» Exercise goal: Send back all the data below, exactly as given.

Data records
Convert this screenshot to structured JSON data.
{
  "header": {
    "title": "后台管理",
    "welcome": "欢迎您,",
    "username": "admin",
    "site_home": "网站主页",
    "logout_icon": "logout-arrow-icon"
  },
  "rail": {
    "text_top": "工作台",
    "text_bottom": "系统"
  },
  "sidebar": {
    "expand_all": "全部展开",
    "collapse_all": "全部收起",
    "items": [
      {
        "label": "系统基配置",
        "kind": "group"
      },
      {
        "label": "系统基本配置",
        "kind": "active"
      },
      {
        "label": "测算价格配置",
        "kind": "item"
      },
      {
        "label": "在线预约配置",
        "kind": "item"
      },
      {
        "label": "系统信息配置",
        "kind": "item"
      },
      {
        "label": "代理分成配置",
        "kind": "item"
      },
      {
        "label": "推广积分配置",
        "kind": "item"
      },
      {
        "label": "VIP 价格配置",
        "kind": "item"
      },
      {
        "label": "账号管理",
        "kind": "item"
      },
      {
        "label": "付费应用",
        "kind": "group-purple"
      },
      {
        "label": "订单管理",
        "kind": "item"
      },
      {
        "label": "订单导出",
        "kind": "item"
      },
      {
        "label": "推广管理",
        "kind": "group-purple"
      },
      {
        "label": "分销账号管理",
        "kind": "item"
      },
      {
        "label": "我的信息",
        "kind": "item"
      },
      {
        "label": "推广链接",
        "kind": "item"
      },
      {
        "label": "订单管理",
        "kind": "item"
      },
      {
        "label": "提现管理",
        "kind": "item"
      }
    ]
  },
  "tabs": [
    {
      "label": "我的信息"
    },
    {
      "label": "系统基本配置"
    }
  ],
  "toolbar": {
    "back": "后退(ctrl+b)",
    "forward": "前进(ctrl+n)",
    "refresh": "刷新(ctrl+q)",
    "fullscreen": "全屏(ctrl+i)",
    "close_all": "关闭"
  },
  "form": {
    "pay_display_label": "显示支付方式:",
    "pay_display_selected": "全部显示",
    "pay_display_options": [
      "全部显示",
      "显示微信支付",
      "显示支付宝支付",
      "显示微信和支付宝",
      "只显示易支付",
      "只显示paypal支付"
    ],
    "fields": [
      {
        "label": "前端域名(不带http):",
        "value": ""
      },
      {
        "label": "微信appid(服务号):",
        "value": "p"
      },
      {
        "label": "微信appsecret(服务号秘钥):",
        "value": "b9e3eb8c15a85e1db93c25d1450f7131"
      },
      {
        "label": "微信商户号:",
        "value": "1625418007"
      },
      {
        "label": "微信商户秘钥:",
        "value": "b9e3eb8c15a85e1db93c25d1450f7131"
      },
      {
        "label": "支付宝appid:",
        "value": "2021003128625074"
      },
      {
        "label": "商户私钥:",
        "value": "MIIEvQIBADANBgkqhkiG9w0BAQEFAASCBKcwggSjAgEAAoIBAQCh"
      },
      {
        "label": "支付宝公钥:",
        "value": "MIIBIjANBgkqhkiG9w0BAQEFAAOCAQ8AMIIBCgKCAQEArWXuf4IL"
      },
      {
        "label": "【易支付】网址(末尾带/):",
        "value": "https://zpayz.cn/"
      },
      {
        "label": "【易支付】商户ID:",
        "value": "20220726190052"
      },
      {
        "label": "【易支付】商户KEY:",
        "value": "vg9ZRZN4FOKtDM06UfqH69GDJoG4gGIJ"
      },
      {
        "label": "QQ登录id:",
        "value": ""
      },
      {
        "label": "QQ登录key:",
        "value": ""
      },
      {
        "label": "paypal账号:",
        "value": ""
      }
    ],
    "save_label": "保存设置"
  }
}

» Solved problem:
Convert this screenshot to structured JSON data.
{
  "header": {
    "title": "后台管理",
    "welcome": "欢迎您,",
    "username": "admin",
    "site_home": "网站主页",
    "logout_icon": "logout-arrow-icon"
  },
  "rail": {
    "text_top": "工作台",
    "text_bottom": "系统"
  },
  "sidebar": {
    "expand_all": "全部展开",
    "collapse_all": "全部收起",
    "items": [
      {
        "label": "系统基配置",
        "kind": "group"
      },
      {
        "label": "系统基本配置",
        "kind": "active"
      },
      {
        "label": "测算价格配置",
        "kind": "item"
      },
      {
        "label": "在线预约配置",
        "kind": "item"
      },
      {
        "label": "系统信息配置",
        "kind": "item"
      },
      {
        "label": "代理分成配置",
        "kind": "item"
      },
      {
        "label": "推广积分配置",
        "kind": "item"
      },
      {
        "label": "VIP 价格配置",
        "kind": "item"
      },
      {
        "label": "账号管理",
        "kind": "item"
      },
      {
        "label": "付费应用",
        "kind": "group-purple"
      },
      {
        "label": "订单管理",
        "kind": "item"
      },
      {
        "label": "订单导出",
        "kind": "item"
      },
      {
        "label": "推广管理",
        "kind": "group-purple"
      },
      {
        "label": "分销账号管理",
        "kind": "item"
      },
      {
        "label": "我的信息",
        "kind": "item"
      },
      {
        "label": "推广链接",
        "kind": "item"
      },
      {
        "label": "订单管理",
        "kind": "item"
      },
      {
        "label": "提现管理",
        "kind": "item"
      }
    ]
  },
  "tabs": [
    {
      "label": "我的信息"
    },
    {
      "label": "系统基本配置"
    }
  ],
  "toolbar": {
    "back": "后退(ctrl+b)",
    "forward": "前进(ctrl+n)",
    "refresh": "刷新(ctrl+q)",
    "fullscreen": "全屏(ctrl+i)",
    "close_all": "关闭"
  },
  "form": {
    "pay_display_label": "显示支付方式:",
    "pay_display_selected": "全部显示",
    "pay_display_options": [
      "全部显示",
      "显示微信支付",
      "显示支付宝支付",
      "显示微信和支付宝",
      "只显示易支付",
      "只显示paypal支付"
    ],
    "fields": [
      {
        "label": "前端域名(不带http):",
        "value": ""
      },
      {
        "label": "微信appid(服务号):",
        "value": "p"
      },
      {
        "label": "微信appsecret(服务号秘钥):",
        "value": "b9e3eb8c15a85e1db93c25d1450f7131"
      },
      {
        "label": "微信商户号:",
        "value": "1625418007"
      },
      {
        "label": "微信商户秘钥:",
        "value": "b9e3eb8c15a85e1db93c25d1450f7131"
      },
      {
        "label": "支付宝appid:",
        "value": "2021003128625074"
      },
      {
        "label": "商户私钥:",
        "value": "MIIEvQIBADANBgkqhkiG9w0BAQEFAASCBKcwggSjAgEAAoIBAQCh"
      },
      {
        "label": "支付宝公钥:",
        "value": "MIIBIjANBgkqhkiG9w0BAQEFAAOCAQ8AMIIBCgKCAQEArWXuf4IL"
      },
      {
        "label": "【易支付】网址(末尾带/):",
        "value": "https://zpayz.cn/"
      },
      {
        "label": "【易支付】商户ID:",
        "value": "20220726190052"
      },
      {
        "label": "【易支付】商户KEY:",
        "value": "vg9ZRZN4FOKtDM06UfqH69GDJoG4gGIJ"
      },
      {
        "label": "QQ登录id:",
        "value": ""
      },
      {
        "label": "QQ登录key:",
        "value": ""
      },
      {
        "label": "paypal账号:",
        "value": ""
      }
    ],
    "save_label": "保存设置"
  }
}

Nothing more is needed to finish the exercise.